Dataset entries:
::::
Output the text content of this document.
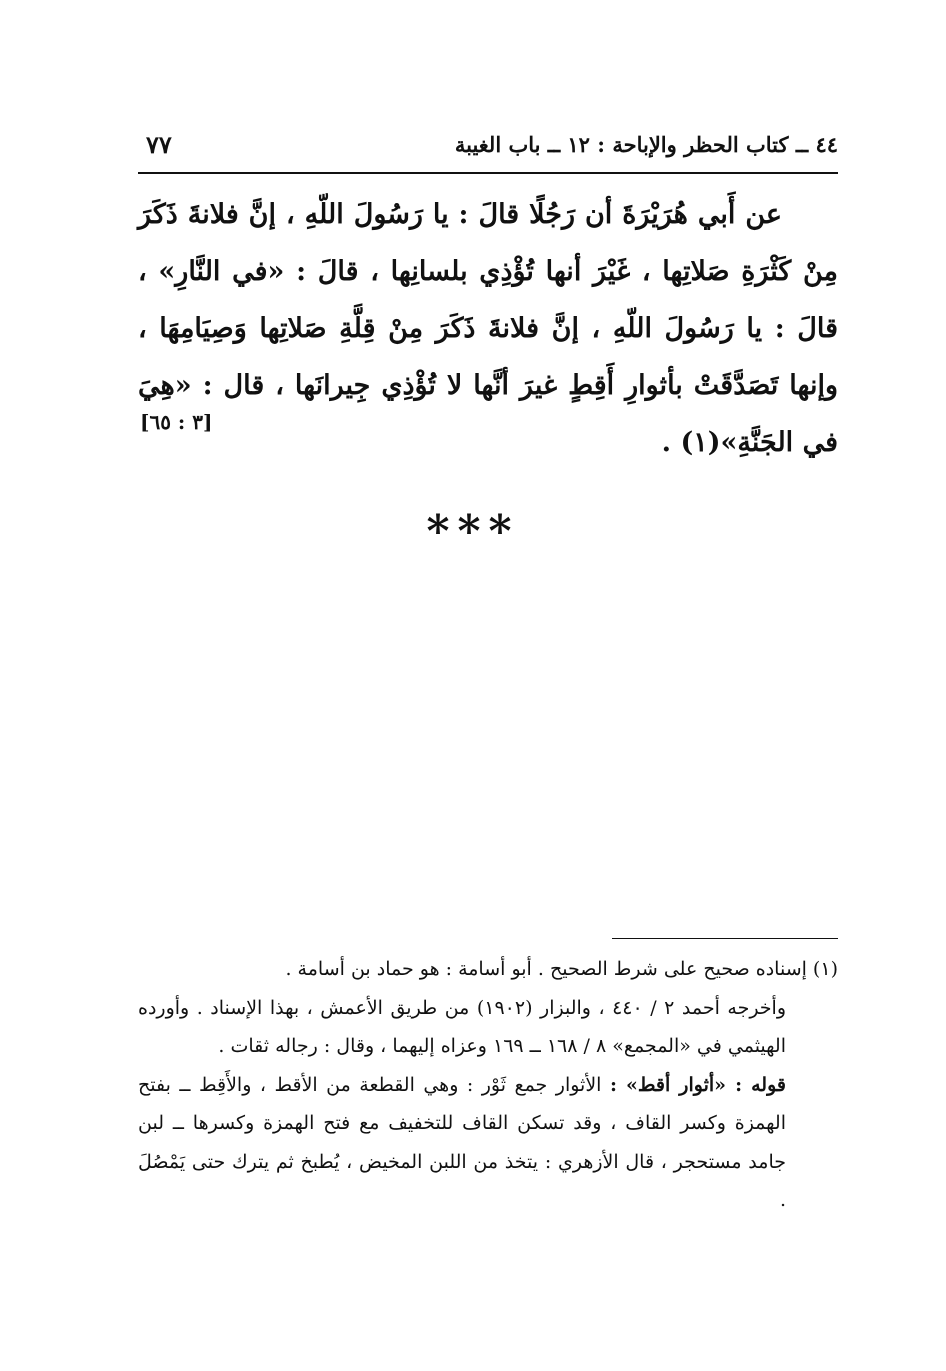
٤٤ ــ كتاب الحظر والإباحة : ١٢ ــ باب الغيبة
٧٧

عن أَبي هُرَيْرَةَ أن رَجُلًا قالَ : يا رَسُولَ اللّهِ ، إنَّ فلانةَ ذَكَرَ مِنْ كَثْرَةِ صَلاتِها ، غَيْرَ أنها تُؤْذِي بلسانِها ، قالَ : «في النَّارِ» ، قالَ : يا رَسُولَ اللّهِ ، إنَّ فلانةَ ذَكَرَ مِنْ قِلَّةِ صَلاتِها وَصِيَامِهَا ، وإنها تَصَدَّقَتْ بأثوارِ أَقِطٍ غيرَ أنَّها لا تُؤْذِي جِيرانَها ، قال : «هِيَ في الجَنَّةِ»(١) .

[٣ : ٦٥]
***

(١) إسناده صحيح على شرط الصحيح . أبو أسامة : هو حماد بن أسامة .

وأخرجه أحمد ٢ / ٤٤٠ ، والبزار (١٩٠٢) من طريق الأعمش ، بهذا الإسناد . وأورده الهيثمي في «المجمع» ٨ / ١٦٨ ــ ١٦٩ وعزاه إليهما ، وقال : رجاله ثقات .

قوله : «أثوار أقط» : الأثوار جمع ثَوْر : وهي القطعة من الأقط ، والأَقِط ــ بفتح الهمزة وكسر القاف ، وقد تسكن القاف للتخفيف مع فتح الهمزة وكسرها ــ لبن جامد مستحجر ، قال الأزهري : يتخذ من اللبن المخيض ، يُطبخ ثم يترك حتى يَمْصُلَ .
::::
### Task to complete
Extract the text of all the records above verbatim, excluding pictures.

### Reply
Output the text content of this document.
٤٤ ــ كتاب الحظر والإباحة : ١٢ ــ باب الغيبة
٧٧

عن أَبي هُرَيْرَةَ أن رَجُلًا قالَ : يا رَسُولَ اللّهِ ، إنَّ فلانةَ ذَكَرَ مِنْ كَثْرَةِ صَلاتِها ، غَيْرَ أنها تُؤْذِي بلسانِها ، قالَ : «في النَّارِ» ، قالَ : يا رَسُولَ اللّهِ ، إنَّ فلانةَ ذَكَرَ مِنْ قِلَّةِ صَلاتِها وَصِيَامِهَا ، وإنها تَصَدَّقَتْ بأثوارِ أَقِطٍ غيرَ أنَّها لا تُؤْذِي جِيرانَها ، قال : «هِيَ في الجَنَّةِ»(١) .

[٣ : ٦٥]
***

(١) إسناده صحيح على شرط الصحيح . أبو أسامة : هو حماد بن أسامة .

وأخرجه أحمد ٢ / ٤٤٠ ، والبزار (١٩٠٢) من طريق الأعمش ، بهذا الإسناد . وأورده الهيثمي في «المجمع» ٨ / ١٦٨ ــ ١٦٩ وعزاه إليهما ، وقال : رجاله ثقات .

قوله : «أثوار أقط» : الأثوار جمع ثَوْر : وهي القطعة من الأقط ، والأَقِط ــ بفتح الهمزة وكسر القاف ، وقد تسكن القاف للتخفيف مع فتح الهمزة وكسرها ــ لبن جامد مستحجر ، قال الأزهري : يتخذ من اللبن المخيض ، يُطبخ ثم يترك حتى يَمْصُلَ .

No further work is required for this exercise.